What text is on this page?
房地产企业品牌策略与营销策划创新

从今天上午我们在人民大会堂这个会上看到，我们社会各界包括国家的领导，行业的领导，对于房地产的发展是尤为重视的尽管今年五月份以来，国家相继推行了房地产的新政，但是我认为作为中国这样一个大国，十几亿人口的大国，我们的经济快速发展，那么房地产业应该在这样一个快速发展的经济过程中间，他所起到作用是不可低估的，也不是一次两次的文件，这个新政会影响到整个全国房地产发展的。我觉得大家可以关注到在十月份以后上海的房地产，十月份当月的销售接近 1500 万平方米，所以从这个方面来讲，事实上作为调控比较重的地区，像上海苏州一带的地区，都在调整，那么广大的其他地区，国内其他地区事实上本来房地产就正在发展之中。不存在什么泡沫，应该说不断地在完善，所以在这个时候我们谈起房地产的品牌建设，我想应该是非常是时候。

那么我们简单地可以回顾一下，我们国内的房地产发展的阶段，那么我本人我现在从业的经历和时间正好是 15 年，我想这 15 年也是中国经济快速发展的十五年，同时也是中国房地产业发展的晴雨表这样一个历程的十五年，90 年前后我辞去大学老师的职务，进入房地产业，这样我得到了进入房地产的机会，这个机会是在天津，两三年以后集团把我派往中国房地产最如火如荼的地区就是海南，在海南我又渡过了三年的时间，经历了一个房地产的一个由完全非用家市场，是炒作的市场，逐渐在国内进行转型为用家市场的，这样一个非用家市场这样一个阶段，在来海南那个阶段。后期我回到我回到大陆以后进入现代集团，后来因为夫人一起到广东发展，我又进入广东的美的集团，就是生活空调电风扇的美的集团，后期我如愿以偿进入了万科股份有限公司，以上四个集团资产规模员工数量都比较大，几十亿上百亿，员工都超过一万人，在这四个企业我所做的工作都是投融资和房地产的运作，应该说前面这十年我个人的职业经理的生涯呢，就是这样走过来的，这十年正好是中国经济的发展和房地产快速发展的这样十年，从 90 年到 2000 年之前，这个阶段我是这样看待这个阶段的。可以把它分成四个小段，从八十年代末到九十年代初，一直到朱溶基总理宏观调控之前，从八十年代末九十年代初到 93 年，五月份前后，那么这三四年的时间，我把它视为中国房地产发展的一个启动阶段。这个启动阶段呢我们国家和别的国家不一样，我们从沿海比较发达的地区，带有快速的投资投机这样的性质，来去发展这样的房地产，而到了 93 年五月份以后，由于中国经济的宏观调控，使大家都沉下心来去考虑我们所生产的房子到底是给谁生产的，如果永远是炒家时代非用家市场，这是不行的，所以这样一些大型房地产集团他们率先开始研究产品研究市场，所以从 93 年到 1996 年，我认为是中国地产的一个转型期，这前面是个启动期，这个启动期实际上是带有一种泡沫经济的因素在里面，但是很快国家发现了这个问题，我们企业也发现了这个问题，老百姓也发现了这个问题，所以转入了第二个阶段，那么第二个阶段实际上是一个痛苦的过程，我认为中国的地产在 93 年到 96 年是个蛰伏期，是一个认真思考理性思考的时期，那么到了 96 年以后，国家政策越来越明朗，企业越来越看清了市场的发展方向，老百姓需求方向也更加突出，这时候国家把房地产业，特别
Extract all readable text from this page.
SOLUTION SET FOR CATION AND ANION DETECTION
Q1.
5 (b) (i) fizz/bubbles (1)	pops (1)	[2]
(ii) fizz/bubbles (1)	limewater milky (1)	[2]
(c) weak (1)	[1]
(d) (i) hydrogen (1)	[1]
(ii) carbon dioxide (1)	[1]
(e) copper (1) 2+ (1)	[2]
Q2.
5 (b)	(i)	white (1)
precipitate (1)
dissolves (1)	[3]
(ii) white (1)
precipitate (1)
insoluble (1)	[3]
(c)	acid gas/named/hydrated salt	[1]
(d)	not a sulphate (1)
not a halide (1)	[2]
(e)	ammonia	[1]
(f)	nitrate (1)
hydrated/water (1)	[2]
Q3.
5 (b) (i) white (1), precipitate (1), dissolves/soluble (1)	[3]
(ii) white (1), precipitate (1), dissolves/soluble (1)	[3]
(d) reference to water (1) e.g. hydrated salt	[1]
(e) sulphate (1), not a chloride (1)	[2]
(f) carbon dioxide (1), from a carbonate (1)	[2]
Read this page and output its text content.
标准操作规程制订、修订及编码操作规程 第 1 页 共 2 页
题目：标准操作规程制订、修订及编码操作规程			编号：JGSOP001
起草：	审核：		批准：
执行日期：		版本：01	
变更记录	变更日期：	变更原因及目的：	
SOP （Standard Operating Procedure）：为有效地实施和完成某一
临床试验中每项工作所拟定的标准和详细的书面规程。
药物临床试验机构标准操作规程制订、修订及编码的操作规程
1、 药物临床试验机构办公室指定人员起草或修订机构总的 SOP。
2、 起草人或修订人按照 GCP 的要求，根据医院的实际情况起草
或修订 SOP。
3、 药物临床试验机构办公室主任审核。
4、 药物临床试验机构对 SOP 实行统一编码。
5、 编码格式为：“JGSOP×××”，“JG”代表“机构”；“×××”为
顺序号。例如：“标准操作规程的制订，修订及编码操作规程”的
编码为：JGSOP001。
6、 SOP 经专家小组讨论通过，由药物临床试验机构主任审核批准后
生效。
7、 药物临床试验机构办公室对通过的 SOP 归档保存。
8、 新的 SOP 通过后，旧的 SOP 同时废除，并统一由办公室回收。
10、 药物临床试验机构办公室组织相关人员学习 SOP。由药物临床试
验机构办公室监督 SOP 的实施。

• _Your goal_
Locate the string "bubbles" in the listing above and copy every line where it occurs.

• _Exercise result_
5 (b) (i) fizz/bubbles (1)	pops (1)	[2]
(ii) fizz/bubbles (1)	limewater milky (1)	[2]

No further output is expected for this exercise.